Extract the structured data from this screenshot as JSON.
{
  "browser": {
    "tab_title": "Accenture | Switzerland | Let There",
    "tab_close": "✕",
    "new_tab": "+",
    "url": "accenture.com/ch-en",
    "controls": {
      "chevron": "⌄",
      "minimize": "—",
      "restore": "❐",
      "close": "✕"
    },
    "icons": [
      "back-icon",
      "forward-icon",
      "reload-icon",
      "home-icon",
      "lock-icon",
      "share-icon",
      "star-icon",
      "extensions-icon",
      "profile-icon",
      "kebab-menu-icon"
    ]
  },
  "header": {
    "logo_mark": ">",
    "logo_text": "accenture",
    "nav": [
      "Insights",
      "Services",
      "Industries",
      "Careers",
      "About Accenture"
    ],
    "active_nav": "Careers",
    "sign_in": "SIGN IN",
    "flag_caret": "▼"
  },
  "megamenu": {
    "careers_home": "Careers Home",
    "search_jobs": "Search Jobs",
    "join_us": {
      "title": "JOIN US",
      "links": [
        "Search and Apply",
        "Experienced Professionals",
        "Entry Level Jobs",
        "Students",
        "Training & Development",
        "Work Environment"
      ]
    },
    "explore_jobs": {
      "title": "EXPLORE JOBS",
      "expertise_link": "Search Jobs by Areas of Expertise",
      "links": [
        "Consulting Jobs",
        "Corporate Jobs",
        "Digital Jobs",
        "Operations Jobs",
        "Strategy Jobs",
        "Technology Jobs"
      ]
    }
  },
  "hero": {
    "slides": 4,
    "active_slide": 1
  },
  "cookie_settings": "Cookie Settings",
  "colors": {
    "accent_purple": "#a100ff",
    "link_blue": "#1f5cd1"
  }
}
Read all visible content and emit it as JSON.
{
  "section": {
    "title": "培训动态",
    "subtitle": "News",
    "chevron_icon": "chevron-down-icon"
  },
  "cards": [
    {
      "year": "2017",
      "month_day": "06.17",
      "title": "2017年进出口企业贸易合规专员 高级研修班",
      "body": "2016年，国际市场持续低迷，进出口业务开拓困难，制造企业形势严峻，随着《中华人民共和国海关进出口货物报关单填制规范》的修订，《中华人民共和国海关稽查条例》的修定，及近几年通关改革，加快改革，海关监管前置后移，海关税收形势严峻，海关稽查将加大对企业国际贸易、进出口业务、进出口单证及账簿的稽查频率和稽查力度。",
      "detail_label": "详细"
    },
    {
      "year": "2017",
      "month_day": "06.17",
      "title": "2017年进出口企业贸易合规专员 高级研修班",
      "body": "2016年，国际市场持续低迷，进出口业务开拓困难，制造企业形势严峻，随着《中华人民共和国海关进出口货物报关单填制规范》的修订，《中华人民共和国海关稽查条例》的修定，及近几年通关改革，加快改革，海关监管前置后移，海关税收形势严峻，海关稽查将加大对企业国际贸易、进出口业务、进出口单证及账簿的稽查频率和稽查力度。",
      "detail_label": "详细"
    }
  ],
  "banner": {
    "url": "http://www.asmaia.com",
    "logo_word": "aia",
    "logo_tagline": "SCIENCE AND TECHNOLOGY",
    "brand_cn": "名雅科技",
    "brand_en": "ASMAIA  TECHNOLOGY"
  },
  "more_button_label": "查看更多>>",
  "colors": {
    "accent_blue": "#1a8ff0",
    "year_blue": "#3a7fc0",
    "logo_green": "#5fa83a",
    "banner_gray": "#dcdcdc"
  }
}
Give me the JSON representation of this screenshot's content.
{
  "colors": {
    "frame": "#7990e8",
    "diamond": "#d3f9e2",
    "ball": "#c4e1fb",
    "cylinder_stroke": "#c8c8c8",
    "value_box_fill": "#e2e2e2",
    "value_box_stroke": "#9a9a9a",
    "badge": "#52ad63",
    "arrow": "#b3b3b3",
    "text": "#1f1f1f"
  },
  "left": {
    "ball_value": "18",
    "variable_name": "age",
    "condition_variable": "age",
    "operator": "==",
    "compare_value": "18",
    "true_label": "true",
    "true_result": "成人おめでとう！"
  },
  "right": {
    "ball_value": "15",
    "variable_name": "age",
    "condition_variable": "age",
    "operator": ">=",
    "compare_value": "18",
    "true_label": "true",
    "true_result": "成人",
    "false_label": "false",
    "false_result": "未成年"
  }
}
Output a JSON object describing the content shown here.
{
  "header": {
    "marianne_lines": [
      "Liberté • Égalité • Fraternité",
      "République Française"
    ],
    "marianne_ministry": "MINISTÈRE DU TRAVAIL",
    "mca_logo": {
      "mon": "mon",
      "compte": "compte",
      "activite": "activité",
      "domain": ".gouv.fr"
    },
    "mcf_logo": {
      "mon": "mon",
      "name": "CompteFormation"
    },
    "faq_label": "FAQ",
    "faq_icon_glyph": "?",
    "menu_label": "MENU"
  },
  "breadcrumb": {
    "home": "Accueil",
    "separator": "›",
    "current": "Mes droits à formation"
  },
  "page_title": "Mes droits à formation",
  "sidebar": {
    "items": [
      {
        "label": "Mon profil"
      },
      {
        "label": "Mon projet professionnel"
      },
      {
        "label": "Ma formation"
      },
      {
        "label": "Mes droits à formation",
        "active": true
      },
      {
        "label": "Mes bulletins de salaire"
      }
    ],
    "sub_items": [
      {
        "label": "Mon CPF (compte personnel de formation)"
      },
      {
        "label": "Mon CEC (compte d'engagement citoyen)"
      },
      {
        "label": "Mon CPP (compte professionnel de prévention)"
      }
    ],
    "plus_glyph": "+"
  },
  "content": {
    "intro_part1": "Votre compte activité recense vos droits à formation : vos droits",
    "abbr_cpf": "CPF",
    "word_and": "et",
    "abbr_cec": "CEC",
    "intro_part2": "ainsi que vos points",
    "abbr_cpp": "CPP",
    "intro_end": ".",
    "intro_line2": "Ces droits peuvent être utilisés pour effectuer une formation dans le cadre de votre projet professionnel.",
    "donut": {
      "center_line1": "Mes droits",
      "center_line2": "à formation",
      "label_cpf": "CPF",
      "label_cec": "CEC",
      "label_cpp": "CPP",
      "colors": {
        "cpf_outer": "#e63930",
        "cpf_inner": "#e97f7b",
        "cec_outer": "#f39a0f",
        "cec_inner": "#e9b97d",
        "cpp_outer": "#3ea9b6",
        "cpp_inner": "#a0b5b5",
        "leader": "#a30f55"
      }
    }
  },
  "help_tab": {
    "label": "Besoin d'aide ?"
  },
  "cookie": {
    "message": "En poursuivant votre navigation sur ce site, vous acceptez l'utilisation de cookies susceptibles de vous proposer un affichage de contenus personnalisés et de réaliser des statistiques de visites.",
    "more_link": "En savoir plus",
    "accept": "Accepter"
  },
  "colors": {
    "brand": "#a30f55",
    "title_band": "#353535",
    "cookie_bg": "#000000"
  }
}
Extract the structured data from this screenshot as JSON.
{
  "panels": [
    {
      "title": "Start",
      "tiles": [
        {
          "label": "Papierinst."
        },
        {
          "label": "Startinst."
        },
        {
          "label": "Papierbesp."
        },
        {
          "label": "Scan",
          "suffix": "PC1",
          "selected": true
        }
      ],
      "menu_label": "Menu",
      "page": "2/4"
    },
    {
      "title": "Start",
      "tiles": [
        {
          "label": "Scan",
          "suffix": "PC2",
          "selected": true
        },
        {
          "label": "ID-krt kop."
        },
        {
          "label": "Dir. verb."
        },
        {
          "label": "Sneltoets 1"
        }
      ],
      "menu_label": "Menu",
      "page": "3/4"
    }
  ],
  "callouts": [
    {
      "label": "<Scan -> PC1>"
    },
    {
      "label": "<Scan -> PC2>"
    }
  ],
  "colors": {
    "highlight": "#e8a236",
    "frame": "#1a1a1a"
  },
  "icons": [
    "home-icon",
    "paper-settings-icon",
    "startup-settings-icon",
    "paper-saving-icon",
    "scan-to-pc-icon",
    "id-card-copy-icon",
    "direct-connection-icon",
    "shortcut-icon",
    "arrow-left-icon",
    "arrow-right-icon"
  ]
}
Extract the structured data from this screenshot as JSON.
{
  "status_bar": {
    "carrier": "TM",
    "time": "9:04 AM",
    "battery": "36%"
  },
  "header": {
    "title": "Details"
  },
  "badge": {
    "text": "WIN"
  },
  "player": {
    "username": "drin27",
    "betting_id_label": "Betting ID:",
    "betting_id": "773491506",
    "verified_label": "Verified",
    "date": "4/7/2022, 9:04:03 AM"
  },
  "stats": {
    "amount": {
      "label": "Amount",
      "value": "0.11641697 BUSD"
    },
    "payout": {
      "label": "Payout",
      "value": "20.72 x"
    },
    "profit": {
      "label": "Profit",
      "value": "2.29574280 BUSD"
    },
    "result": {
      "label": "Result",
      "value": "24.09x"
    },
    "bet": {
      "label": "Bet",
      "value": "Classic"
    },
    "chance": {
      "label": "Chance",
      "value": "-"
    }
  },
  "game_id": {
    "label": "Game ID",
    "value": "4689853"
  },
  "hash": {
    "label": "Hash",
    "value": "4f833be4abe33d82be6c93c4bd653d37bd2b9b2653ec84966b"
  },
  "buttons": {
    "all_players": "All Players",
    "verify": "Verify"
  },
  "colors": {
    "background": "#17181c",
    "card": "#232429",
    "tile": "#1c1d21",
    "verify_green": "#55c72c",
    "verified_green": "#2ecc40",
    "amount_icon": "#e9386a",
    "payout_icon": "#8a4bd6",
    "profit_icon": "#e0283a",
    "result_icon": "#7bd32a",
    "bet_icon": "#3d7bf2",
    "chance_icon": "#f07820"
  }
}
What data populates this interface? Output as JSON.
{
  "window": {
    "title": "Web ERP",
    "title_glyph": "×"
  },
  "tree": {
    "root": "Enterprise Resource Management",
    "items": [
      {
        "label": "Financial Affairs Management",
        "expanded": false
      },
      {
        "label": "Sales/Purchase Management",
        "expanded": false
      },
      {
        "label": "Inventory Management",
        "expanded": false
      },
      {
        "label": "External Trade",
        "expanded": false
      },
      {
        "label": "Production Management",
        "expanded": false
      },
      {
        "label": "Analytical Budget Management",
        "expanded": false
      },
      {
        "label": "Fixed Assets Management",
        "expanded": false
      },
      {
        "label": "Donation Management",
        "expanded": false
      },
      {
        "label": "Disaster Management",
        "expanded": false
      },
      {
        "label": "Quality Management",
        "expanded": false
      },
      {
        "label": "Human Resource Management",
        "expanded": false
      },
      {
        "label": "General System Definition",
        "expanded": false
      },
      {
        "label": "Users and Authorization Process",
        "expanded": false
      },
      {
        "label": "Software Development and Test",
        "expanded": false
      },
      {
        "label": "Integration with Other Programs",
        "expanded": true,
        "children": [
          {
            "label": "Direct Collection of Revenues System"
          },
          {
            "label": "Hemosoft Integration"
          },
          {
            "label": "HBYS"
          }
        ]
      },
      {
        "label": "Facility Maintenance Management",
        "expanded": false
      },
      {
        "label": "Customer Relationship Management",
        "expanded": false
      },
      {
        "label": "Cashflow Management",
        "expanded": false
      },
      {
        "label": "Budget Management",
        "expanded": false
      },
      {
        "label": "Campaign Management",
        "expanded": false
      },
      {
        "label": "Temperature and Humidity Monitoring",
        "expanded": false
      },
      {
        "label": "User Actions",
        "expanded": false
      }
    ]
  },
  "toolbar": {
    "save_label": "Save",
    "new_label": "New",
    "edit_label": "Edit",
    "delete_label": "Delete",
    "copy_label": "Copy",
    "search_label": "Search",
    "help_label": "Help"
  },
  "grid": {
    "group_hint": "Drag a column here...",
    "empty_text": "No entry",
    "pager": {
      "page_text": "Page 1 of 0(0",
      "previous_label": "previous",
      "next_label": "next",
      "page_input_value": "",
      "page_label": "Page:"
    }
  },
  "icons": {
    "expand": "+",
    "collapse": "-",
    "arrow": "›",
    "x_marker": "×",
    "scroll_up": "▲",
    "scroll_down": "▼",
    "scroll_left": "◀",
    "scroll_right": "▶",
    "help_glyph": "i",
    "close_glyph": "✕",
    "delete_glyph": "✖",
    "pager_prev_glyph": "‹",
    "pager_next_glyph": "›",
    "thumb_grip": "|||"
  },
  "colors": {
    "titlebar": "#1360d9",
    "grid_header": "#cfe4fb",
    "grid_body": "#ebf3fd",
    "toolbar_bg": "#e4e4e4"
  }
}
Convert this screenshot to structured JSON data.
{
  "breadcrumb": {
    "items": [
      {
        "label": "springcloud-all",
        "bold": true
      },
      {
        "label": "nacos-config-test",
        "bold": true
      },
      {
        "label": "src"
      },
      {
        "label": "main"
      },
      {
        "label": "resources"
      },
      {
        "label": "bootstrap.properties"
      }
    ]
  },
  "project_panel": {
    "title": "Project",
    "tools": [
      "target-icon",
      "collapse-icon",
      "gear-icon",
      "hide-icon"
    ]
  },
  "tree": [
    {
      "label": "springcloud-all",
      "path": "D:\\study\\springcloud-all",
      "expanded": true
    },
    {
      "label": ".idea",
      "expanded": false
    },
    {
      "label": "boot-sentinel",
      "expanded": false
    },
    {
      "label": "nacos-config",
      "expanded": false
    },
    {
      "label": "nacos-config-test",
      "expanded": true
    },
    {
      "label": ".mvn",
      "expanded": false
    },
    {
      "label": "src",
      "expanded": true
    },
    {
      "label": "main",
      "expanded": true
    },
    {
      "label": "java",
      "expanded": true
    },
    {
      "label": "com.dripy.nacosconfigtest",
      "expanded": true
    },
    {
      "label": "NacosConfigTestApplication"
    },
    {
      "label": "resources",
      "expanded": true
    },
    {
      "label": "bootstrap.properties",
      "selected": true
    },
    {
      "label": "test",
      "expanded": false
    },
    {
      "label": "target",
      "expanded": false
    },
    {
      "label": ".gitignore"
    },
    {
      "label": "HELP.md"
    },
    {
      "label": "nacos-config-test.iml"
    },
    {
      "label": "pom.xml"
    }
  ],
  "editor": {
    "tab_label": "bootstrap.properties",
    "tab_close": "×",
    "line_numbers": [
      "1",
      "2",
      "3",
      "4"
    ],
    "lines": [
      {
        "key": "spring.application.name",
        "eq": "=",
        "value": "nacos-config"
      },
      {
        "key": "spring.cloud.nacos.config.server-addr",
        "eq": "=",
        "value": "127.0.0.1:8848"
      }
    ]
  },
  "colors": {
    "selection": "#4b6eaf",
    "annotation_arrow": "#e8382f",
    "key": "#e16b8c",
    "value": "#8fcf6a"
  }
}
-.-.-
Go through the records. Copy each line where "chevron" appears.

- **Task output**:
      "chevron": "⌄",
    "chevron_icon": "chevron-down-icon"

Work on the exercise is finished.